I've also ran one campaign in which a fairy disguised himself as fire giant to lead an army of goblins, hobgoblins and gnolls against civilization.

Edit: and when travelling near or in forests at night one of my random encounters is a satyr, but my players are smart enough to not investigate music at night.

Palanan
2014-01-11, 01:49 PM
Originally Posted by AlanBruce
I had the party travel for almost a month in an ancient Fey forest strongly connected to the Summer and Winter Courts.

This sounds like a really cool story arc, especially with the competing Faerie Courts. Were there any particular sources you relied on to build your faerie mythology?

Also, I'd love to know more about your backstory for the joystealers. For some reason I find them some of the most unnerving of all the fey in 3.5.


Originally Posted by Broken Crown
Naturally, the PCs couldn't stay away from the place. (I probably made it sound too interesting.)

Yeah, kind of the way Harry, Ron and Hermione pretty much lived in the Forbidden Forest. :smalltongue:

.

Afgncaap5
2014-01-11, 02:10 PM
There was a fey a DM of mine built for an Eberron campaign. It was a psychic creature that was kidnapping people from a tiny town. We trailed it to the clearing of forest that it had established as its home, and discovered that all the people had been turned into trees that resembled terrified people. Each one had a hollow where its chest would be, and in that hollow a fruit was hanging where its heart was.

During the fight, the fey's psychic powers messed with us as it leapt like some kind of frog-instect person from place to place. When we finally hurt it significantly, it was able to whip its tongue at one of the tree-people, where it ripped out the fruit in its chest and quickly consumed it, causing the transformed person to die and it to regain its lost hitpoints. So, keeping him away from those people became a big priority...

Most fey encounters I've had aren't that memorable because a lot of DMs don't really know how to use them. Having said that, I always remember that one fondly.

AlanBruce
2014-01-11, 02:44 PM
This sounds like a really cool story arc, especially with the competing Faerie Courts. Were there any particular sources you relied on to build your faerie mythology?

Thank you! I based the fey mythos mainly on Northern european lore, but I also referred to the d&d cosmology so that seasoned players could relate.

What it acme down to basically was that these Woods had once been jurisdiction of an Unseelie Court fey- a Frostwind Virago and her Winter Court, appointed by the Queen of Air & Darkness. During a tremendous battle called the Eternal winter, the Virago was defeated (but not slain) and the Verenestrian pact was signed, stating that the woods would belong to the Summer Court and preserve balance, but for that to happen, one Unseelie royal had to remain- the glaistig, who is the Virago's sister.

* [Exercise tasks]
1: Rewrite the paragraph of the forum thread beginning "There was a fey a DM of mine built" as a short bulleted list that keeps its main facts.
2: According to the forum thread, what did AlanBruce mainly base the fey mythos on?
3: Decide whether each statement agrees with the forum thread, and back each yes or no with the deciding words quoted from it: (a) The Verenestrian pact gave the woods to the Winter Court. (b) The Frostwind Virago was slain during the Eternal winter. (c) The glaistig is the Virago's sister.
The lines after this point play no part in any task here.

* [Provided information]
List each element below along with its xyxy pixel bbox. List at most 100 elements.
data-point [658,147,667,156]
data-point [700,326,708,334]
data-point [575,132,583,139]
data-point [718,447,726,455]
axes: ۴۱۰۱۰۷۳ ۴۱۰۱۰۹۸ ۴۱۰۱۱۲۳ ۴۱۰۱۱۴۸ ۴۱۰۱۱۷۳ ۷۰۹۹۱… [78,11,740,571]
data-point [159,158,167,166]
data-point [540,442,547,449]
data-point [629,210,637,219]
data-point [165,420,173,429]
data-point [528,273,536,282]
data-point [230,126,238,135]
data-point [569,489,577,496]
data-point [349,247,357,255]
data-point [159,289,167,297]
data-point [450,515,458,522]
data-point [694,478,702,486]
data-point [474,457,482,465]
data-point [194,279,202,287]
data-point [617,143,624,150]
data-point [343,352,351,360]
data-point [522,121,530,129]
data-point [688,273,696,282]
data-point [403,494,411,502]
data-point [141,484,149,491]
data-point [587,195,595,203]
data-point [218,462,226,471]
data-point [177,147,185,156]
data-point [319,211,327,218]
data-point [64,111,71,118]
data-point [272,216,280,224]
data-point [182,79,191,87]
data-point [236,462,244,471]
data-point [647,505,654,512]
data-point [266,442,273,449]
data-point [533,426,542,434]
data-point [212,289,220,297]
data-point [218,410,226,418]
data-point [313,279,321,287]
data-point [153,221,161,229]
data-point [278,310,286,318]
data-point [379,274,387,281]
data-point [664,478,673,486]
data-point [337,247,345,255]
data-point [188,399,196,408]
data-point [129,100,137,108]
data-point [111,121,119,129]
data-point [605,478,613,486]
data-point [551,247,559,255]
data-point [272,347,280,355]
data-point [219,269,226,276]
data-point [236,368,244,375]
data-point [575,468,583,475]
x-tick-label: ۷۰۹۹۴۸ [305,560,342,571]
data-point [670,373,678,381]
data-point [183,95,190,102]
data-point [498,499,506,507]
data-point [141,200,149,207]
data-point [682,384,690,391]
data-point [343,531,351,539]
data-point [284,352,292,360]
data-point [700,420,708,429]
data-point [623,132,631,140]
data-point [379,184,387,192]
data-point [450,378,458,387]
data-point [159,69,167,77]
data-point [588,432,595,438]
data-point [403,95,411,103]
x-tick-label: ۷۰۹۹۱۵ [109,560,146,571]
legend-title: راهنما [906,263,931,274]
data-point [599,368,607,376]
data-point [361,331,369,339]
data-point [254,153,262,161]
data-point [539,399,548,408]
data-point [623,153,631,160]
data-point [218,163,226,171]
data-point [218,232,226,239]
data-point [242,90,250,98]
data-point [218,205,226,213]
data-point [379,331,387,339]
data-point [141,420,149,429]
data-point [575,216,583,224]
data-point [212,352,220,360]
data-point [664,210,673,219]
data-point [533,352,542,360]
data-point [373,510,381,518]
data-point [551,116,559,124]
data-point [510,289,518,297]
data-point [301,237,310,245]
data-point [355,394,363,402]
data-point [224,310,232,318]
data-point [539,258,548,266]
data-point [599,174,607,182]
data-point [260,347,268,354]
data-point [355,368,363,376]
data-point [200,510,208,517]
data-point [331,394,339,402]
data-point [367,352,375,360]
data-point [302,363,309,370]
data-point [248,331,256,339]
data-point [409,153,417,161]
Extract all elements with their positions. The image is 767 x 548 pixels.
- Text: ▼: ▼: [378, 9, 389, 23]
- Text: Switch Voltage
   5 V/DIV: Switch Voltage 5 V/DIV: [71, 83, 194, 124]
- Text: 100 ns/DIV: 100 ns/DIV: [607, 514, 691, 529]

* [Answers provided]
1:
- A DM built a fey for an Eberron campaign.
- It was a psychic creature that kidnapped people from a tiny town.
- The party trailed it to the forest clearing it had made its home.
- All the kidnapped people had been turned into trees resembling terrified people.
- Each tree had a hollow where its chest would be, with a fruit hanging where its heart was.

2: Northern European lore.

3:
(a) No: "stating that the woods would belong to the Summer Court"
(b) No: "the Virago was defeated (but not slain)"
(c) Yes: "the glaistig, who is the Virago's sister"